--- Start of Records shown ---
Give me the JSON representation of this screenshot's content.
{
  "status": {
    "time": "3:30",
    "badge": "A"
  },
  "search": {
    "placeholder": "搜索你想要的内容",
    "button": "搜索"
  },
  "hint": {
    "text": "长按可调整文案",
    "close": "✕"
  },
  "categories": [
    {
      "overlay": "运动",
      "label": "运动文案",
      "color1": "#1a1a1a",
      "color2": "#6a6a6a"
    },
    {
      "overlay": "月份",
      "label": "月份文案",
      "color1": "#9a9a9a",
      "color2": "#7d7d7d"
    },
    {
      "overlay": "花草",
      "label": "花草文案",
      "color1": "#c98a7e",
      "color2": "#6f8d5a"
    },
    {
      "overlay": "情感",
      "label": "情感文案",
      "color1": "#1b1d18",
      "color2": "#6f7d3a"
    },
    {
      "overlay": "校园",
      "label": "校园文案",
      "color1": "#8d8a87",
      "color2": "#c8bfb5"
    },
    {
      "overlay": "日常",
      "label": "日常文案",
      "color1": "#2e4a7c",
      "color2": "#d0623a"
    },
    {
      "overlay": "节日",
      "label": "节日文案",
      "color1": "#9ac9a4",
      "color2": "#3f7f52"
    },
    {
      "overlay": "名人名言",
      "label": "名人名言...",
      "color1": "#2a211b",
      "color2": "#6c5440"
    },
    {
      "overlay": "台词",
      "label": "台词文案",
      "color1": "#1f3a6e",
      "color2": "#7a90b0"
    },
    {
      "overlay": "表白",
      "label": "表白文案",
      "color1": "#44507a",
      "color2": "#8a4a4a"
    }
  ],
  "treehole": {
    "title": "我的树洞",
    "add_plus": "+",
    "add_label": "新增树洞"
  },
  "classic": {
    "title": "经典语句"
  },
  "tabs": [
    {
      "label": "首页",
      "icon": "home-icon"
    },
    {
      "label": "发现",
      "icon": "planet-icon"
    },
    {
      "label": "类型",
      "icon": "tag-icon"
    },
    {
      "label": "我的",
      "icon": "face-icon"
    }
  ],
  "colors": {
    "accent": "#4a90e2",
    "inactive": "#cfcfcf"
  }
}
--- End of Records shown ---
Job ->
Lines of the material that contain the word "icon" are to be gathered.

Result of this task ->
      "icon": "home-icon"
      "icon": "planet-icon"
      "icon": "tag-icon"
      "icon": "face-icon"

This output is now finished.